--- begin Passage given ---

Can we pull out just the info we need to see if the software still meets the label?

So far we’ve seen that there is information that has to be to published as a condition of getting a sustainability label, and there that it’s structured in a way that lets you build charts based on the continuous stream of test data as software is developed.

However, it’s also clear that this is a pretty intimidating interface. As an experiment, we looked into seeing if was possible to fetch just the info we need to show a simplified pass / fail check, for each of the main uses of Nextcloud.

The tests for the Nextcloud cover representative use, written in a number of usage scenario files: usage_scenario_video for video calling, usage_scenario_calendar for managing calendars, usage_scenario_text – for a notes tool and so on. We created a small program that could be run on the command line, to check this – gmt-blue-angel-utz-215-energy-checker – where we passed in the location of energy tracking repository, and it would return some simplified info as either text, or as JSON.

The code is open source so you can run it and change it yourself, but for convenience you can see the output below. When we check the same repo that was being checked yielding the intimidating charts, we get a simpler list of which scenarios are still passing, and how close they are to breaching their allowed 10% efficiency threshold:

$ check-energy --uri https://github.com/green-coding-solutions/nextcloud-gmt


Scenario                       Baseline(Wh) Recorded(Wh)      Var  Status
--------------------------------------------------------------------
usage_scenario_video                   0.65         0.65    +0.4%    PASS
usage_scenario_calendar                0.07         0.07    -1.0%    PASS
usage_scenario_text                    0.48         0.47    -2.3%    PASS
usage_scenario_talk                    0.25         0.26    +2.2%    PASS
usage_scenario_files                   0.11         0.11    +3.4%    PASS
usage_scenario_contacts                0.07         0.06    -7.7%    PASS

All Blue Angel energy metrics within expected threshold.

In text output above, we’re running the code in a terminal, running the “check-energy” command, and telling it where to look for published results (the https://github.com/green-coding-solutions/nextcloud-gmt bit) . We can then see that every usage scenario for Nextcloud is passing, and is well within the 10% threshold. We can actually see here that for the contacts lookup scenario, it’s improved by about 7.7%. Not bad!

What does this tell us so far?

One of the key lessons learned here is that where you have:

  1. Testing for sustainability labels like the Blue Angel for Software,
  2. A requirement to publish the information about how it was tested,
  3. Open source testing tooling or (at least available to run with open interfaces),

…then it becomes possible to independently verify claims about a product, and do so on a schedule, whenever code changes.

--- end Passage given ---

__Parts of the exercise__.
A) According to the passage on the Nextcloud energy checker, which usage scenario improved by about 7.7%?
B) Reproduce the stretch of the Nextcloud energy checker passage from "All Blue Angel" through "tell us so far?".

--- begin Dataset ---

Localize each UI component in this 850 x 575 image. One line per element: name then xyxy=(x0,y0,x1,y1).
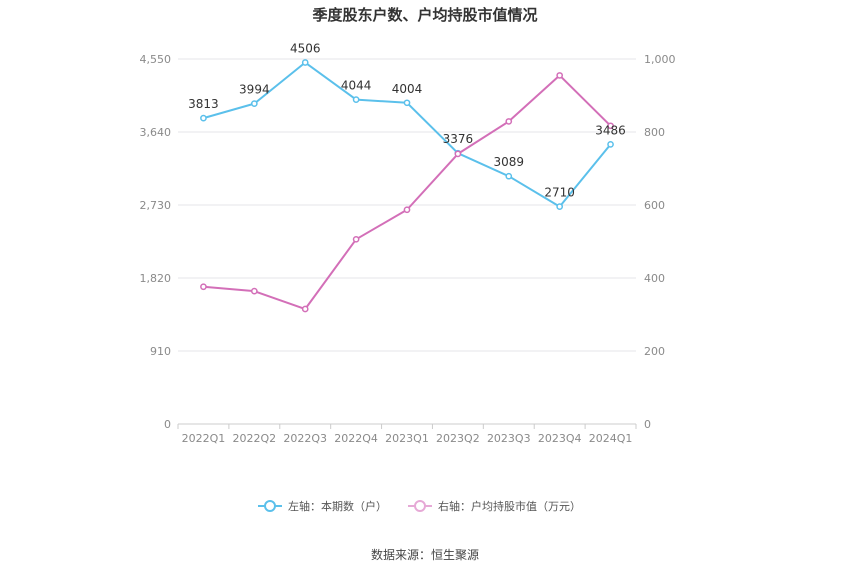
y-right-tick-label: 800 xyxy=(644,126,665,139)
data-label: 2710 xyxy=(544,186,575,200)
x-tick-label: 2022Q4 xyxy=(334,432,378,445)
right-series-point xyxy=(352,235,360,243)
y-left-tick-label: 3,640 xyxy=(140,126,172,139)
y-right-tick-label: 1,000 xyxy=(644,53,676,66)
y-left-tick-label: 1,820 xyxy=(140,272,172,285)
y-right-tick-label: 0 xyxy=(644,418,651,431)
legend-item-left-series[interactable]: 左轴：本期数（户） xyxy=(258,499,387,513)
grid-lines xyxy=(178,58,636,425)
x-tick-label: 2024Q1 xyxy=(589,432,633,445)
right-series-point xyxy=(505,118,513,125)
right-series-point xyxy=(454,150,462,158)
left-series-point xyxy=(556,203,564,210)
axes: 0 0 910 200 1,820 400 2,730 600 3,640 800 4,550 1,0… xyxy=(140,53,676,445)
legend-right-series-marker xyxy=(414,500,426,512)
left-series-point xyxy=(607,141,614,148)
chart-title: 季度股东户数、户均持股市值情况 xyxy=(312,6,537,24)
legend[interactable]: 左轴：本期数（户） 右轴：户均持股市值（万元） xyxy=(258,499,581,513)
right-series-point xyxy=(250,287,258,295)
data-label: 3089 xyxy=(494,155,525,169)
y-right-tick-label: 200 xyxy=(644,345,665,358)
data-label: 4506 xyxy=(290,42,321,56)
left-series-point xyxy=(352,96,360,103)
data-label: 3486 xyxy=(595,123,626,137)
left-series-point xyxy=(403,99,411,107)
legend-right-series-label: 右轴：户均持股市值（万元） xyxy=(438,499,581,513)
data-label: 3994 xyxy=(239,83,270,97)
y-left-tick-label: 0 xyxy=(164,418,171,431)
y-right-tick-label: 600 xyxy=(644,199,665,212)
left-series-point xyxy=(301,59,309,66)
legend-left-series-label: 左轴：本期数（户） xyxy=(288,499,387,513)
x-tick-label: 2022Q3 xyxy=(283,432,327,445)
x-tick-label: 2023Q2 xyxy=(436,432,480,445)
y-right-tick-label: 400 xyxy=(644,272,665,285)
data-label: 4044 xyxy=(341,79,372,93)
legend-left-series-marker xyxy=(264,500,276,512)
data-labels: 3813 3994 4506 4044 4004 3376 3089 2710 3486 xyxy=(188,42,626,200)
left-series-point xyxy=(200,114,207,122)
x-tick-label: 2022Q1 xyxy=(182,432,226,445)
y-left-tick-label: 4,550 xyxy=(140,53,172,66)
data-label: 4004 xyxy=(392,82,423,96)
right-series-point xyxy=(403,206,411,214)
x-tick-label: 2022Q2 xyxy=(233,432,277,445)
right-series-point xyxy=(301,305,309,313)
right-series-point xyxy=(556,72,564,79)
left-series-point xyxy=(505,172,513,180)
legend-item-right-series[interactable]: 右轴：户均持股市值（万元） xyxy=(408,499,581,513)
x-tick-label: 2023Q1 xyxy=(385,432,429,445)
series-layer xyxy=(200,59,614,313)
y-left-tick-label: 910 xyxy=(150,345,171,358)
y-left-tick-label: 2,730 xyxy=(140,199,172,212)
left-series-point xyxy=(250,100,258,107)
data-source: 数据来源：恒生聚源 xyxy=(371,547,479,562)
right-series-point xyxy=(200,283,207,291)
right-series-point xyxy=(607,122,614,130)
x-tick-label: 2023Q4 xyxy=(538,432,582,445)
x-tick-label: 2023Q3 xyxy=(487,432,531,445)
data-label: 3813 xyxy=(188,97,219,111)
data-label: 3376 xyxy=(443,132,474,146)
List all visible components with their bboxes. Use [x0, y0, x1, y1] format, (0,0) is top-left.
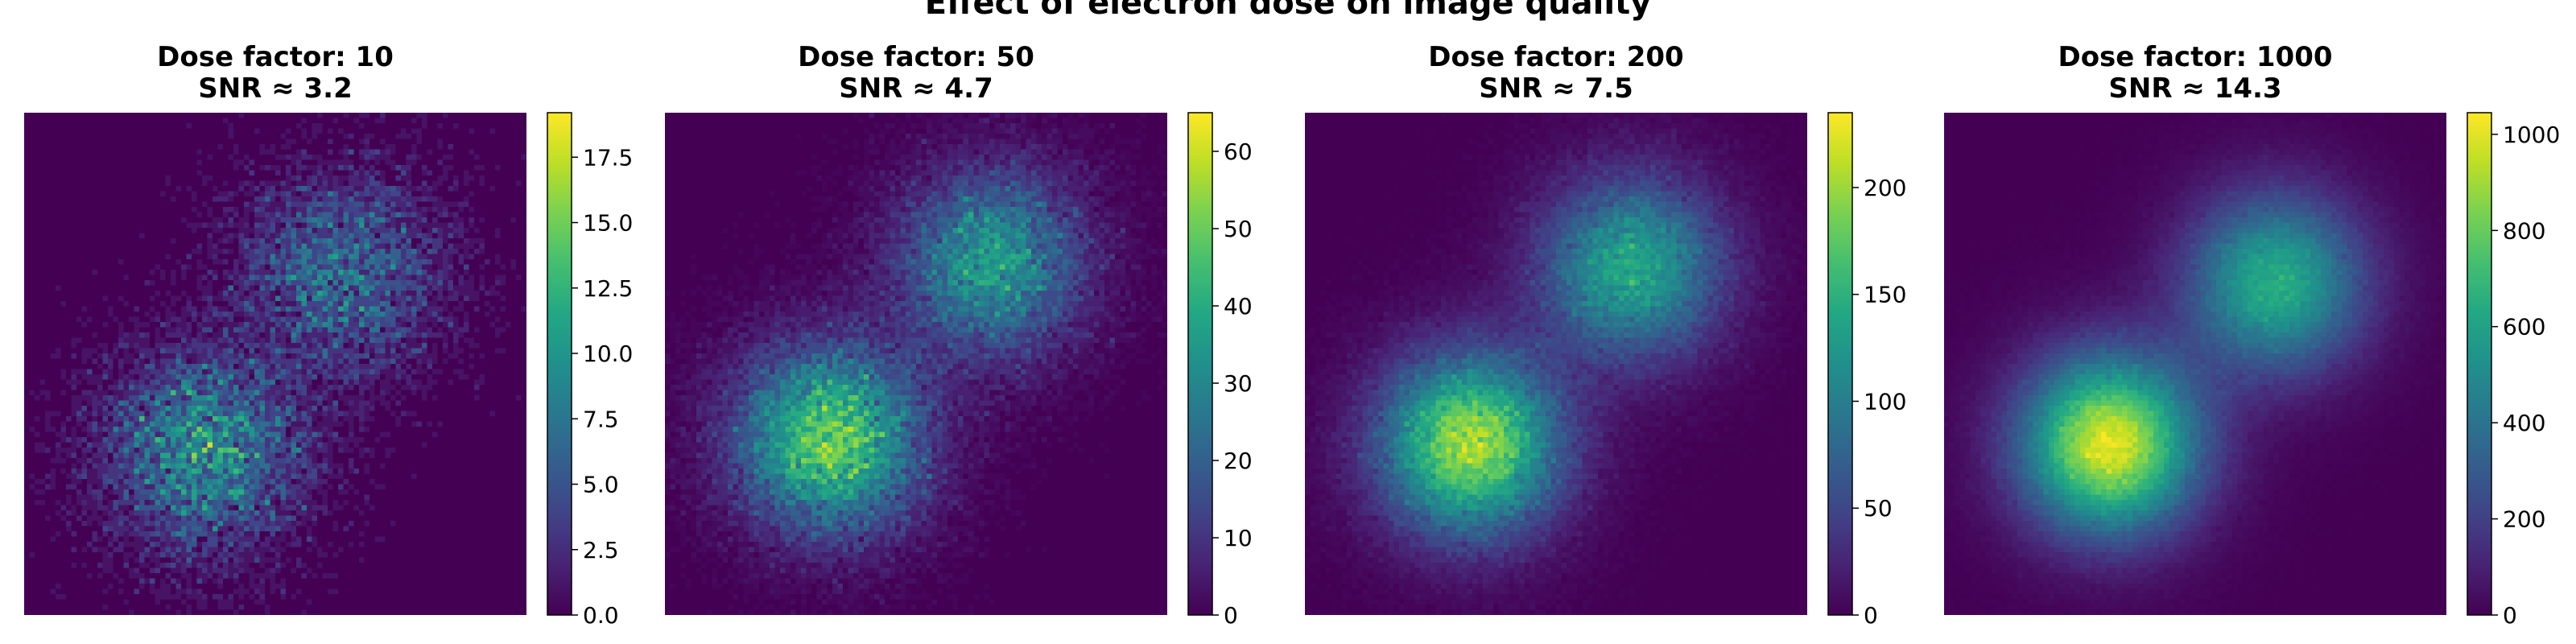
dose-factor-label: Dose factor: 1000	[2058, 41, 2333, 73]
dose-factor-label: Dose factor: 50	[798, 41, 1034, 73]
panel-dose-10: Dose factor: 10 SNR ≈ 3.2 0.0 2.5 5.0 7.5 10…	[0, 0, 633, 644]
colorbar-tick-label: 0.0	[583, 602, 619, 629]
colorbar-tick-label: 400	[2503, 410, 2545, 436]
panel-title: Dose factor: 200 SNR ≈ 7.5	[1305, 42, 1807, 105]
colorbar-tick-label: 20	[1224, 448, 1253, 474]
figure-title: Effect of electron dose on image quality	[924, 0, 1652, 22]
colorbar-gradient	[1187, 112, 1213, 616]
colorbar-tick-label: 2.5	[583, 537, 619, 564]
panel-dose-50: Dose factor: 50 SNR ≈ 4.7 0 10 20 30 40 50 60	[641, 0, 1269, 644]
panel-title: Dose factor: 10 SNR ≈ 3.2	[24, 42, 526, 105]
colorbar-gradient	[547, 112, 572, 616]
colorbar-tick-label: 10	[1224, 525, 1253, 551]
colorbar-gradient	[1827, 112, 1853, 616]
snr-label: SNR ≈ 14.3	[2108, 72, 2282, 105]
colorbar-tick-label: 1000	[2503, 122, 2560, 148]
colorbar-tick-label: 800	[2503, 217, 2545, 244]
panel-dose-200: Dose factor: 200 SNR ≈ 7.5 0 50 100 150 200	[1281, 0, 1909, 644]
colorbar-tick-label: 150	[1864, 282, 1906, 308]
snr-label: SNR ≈ 7.5	[1479, 72, 1633, 105]
heatmap-image	[1944, 113, 2446, 615]
colorbar-tick-label: 12.5	[583, 275, 633, 302]
colorbar-tick-label: 200	[2503, 506, 2545, 533]
colorbar-tick-label: 40	[1224, 293, 1253, 320]
colorbar-tick-label: 5.0	[583, 472, 619, 498]
panel-title: Dose factor: 1000 SNR ≈ 14.3	[1944, 42, 2446, 105]
dose-factor-label: Dose factor: 200	[1428, 41, 1684, 73]
colorbar-tick-label: 0	[1224, 602, 1238, 629]
colorbar: 0 200 400 600 800 1000	[2467, 112, 2560, 629]
colorbar-gradient	[2467, 112, 2492, 616]
colorbar-tick-label: 0	[2503, 602, 2517, 629]
colorbar-tick-label: 60	[1224, 138, 1253, 165]
colorbar-tick-label: 30	[1224, 370, 1253, 397]
colorbar-tick-label: 200	[1864, 175, 1906, 201]
colorbar-tick-label: 50	[1224, 216, 1253, 242]
heatmap-image	[24, 113, 526, 615]
panel-dose-1000: Dose factor: 1000 SNR ≈ 14.3 0 200 400 600 8…	[1920, 0, 2560, 644]
colorbar-tick-label: 600	[2503, 314, 2545, 341]
snr-label: SNR ≈ 4.7	[839, 72, 993, 105]
heatmap-image	[1305, 113, 1807, 615]
colorbar-tick-label: 100	[1864, 388, 1906, 415]
colorbar: 0 50 100 150 200	[1827, 112, 1906, 629]
snr-label: SNR ≈ 3.2	[198, 72, 353, 105]
colorbar-tick-label: 0	[1864, 602, 1878, 629]
dose-factor-label: Dose factor: 10	[157, 41, 394, 73]
colorbar-tick-label: 10.0	[583, 341, 633, 367]
colorbar: 0.0 2.5 5.0 7.5 10.0 12.5 15.0 17.5	[547, 112, 633, 629]
heatmap-image	[665, 113, 1167, 615]
colorbar-tick-label: 17.5	[583, 144, 633, 171]
colorbar-tick-label: 7.5	[583, 406, 619, 432]
colorbar: 0 10 20 30 40 50 60	[1187, 112, 1253, 629]
colorbar-tick-label: 50	[1864, 495, 1893, 522]
panel-title: Dose factor: 50 SNR ≈ 4.7	[665, 42, 1167, 105]
colorbar-tick-label: 15.0	[583, 210, 633, 237]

--- end Dataset ---

__Results__.
A) The contacts lookup scenario.

B)
All Blue Angel energy metrics within expected threshold.

In text output above, we’re running the code in a terminal, running the “check-energy” command, and telling it where to look for published results (the https://github.com/green-coding-solutions/nextcloud-gmt bit) . We can then see that every usage scenario for Nextcloud is passing, and is well within the 10% threshold. We can actually see here that for the contacts lookup scenario, it’s improved by about 7.7%. Not bad!

What does this tell us so far?